:: DATASET EXCERPTS ::

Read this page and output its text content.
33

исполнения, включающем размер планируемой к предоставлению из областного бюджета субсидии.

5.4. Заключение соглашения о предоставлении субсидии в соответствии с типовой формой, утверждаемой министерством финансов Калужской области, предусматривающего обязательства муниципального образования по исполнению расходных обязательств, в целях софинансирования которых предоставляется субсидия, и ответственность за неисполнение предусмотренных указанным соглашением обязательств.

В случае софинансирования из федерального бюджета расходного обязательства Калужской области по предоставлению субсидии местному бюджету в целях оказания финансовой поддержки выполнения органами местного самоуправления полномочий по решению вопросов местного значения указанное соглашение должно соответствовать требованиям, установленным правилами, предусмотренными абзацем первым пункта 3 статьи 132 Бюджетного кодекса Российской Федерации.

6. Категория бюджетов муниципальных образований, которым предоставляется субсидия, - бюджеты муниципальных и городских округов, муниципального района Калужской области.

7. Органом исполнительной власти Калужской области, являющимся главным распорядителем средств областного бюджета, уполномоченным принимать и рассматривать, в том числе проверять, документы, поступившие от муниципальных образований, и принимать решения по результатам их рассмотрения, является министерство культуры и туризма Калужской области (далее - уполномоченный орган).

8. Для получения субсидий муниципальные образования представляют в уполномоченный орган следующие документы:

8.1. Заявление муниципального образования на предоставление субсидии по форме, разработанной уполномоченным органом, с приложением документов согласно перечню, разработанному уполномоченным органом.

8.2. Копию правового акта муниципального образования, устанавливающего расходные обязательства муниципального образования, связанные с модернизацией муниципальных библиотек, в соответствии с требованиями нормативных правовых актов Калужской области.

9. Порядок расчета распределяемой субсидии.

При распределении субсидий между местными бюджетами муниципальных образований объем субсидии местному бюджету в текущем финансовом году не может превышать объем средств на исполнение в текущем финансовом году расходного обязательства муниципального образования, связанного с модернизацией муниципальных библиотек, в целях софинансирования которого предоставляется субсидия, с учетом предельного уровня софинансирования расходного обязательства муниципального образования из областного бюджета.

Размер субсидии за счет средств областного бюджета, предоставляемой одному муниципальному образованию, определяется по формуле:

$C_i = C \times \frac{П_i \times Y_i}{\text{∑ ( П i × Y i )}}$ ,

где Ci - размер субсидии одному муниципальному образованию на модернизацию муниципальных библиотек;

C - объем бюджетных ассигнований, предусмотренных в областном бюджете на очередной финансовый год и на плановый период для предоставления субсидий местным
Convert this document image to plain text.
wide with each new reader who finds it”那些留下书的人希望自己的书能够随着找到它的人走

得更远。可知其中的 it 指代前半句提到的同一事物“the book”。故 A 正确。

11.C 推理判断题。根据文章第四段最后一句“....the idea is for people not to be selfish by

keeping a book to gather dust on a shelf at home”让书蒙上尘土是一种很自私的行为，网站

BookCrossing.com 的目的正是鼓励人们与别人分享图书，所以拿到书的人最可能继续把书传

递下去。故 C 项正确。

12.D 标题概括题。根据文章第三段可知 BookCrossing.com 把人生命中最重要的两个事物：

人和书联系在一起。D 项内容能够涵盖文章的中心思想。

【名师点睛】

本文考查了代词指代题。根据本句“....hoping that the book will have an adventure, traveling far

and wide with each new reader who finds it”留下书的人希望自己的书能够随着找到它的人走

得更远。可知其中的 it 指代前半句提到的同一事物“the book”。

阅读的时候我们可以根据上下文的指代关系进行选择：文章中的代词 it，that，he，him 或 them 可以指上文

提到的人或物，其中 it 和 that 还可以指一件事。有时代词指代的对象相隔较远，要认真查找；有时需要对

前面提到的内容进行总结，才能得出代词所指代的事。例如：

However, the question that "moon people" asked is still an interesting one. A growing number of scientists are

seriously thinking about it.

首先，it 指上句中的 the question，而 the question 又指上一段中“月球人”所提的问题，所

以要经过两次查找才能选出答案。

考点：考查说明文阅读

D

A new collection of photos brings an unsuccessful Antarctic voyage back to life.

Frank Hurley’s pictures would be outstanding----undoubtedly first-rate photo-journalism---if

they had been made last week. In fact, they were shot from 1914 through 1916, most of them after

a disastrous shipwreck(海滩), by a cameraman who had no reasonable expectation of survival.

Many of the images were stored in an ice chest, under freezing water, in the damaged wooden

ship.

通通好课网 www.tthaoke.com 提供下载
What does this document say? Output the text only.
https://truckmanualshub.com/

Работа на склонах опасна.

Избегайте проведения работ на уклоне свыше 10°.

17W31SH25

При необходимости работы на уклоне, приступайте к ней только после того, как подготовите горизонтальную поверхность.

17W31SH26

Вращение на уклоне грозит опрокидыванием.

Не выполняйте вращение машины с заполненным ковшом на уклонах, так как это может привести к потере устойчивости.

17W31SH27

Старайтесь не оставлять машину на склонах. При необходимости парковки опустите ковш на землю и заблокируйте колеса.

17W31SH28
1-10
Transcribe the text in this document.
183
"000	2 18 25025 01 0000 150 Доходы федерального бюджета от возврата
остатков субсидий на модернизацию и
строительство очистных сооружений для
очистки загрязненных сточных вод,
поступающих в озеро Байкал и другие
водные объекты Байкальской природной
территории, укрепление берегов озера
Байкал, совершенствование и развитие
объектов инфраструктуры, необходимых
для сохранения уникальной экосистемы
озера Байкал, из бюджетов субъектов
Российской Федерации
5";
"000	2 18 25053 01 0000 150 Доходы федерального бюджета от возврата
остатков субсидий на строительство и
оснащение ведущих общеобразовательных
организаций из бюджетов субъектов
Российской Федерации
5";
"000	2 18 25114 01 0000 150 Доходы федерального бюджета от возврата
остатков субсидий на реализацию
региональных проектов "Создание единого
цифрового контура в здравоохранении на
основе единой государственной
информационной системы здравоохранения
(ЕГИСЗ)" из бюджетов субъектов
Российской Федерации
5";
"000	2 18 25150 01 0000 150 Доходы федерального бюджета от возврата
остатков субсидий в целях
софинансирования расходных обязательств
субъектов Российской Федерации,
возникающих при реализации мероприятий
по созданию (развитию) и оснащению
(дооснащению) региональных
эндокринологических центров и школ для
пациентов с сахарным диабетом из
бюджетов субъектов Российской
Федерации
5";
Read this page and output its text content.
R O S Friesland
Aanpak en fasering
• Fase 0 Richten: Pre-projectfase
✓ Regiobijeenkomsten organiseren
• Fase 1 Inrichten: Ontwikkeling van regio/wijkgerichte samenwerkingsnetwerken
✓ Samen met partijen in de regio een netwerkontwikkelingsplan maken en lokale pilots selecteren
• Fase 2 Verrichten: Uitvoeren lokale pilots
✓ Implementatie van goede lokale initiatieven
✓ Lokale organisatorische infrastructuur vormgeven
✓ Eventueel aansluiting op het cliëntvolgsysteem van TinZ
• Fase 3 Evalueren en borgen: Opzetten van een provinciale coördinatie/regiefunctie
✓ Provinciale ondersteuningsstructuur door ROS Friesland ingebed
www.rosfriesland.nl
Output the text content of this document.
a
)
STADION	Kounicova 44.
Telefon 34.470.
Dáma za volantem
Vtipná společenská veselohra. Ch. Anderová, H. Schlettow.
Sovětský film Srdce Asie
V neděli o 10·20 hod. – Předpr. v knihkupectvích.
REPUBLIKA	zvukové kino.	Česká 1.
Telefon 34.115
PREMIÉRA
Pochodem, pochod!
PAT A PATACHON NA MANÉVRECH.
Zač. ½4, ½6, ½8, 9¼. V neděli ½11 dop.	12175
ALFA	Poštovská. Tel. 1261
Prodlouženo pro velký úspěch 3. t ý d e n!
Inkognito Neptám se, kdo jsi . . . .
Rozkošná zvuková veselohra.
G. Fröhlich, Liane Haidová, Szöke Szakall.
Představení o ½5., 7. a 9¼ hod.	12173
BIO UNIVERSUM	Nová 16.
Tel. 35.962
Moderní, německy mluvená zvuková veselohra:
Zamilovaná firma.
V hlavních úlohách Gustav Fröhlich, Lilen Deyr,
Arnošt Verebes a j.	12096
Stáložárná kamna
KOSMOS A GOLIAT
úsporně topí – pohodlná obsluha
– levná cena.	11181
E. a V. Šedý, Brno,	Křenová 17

:::

- _PROBLEM REQUIREMENTS_
Copy each line from the records above that includes the string "региональных".

- _FINAL RESULT_
региональных проектов "Создание единого
(дооснащению) региональных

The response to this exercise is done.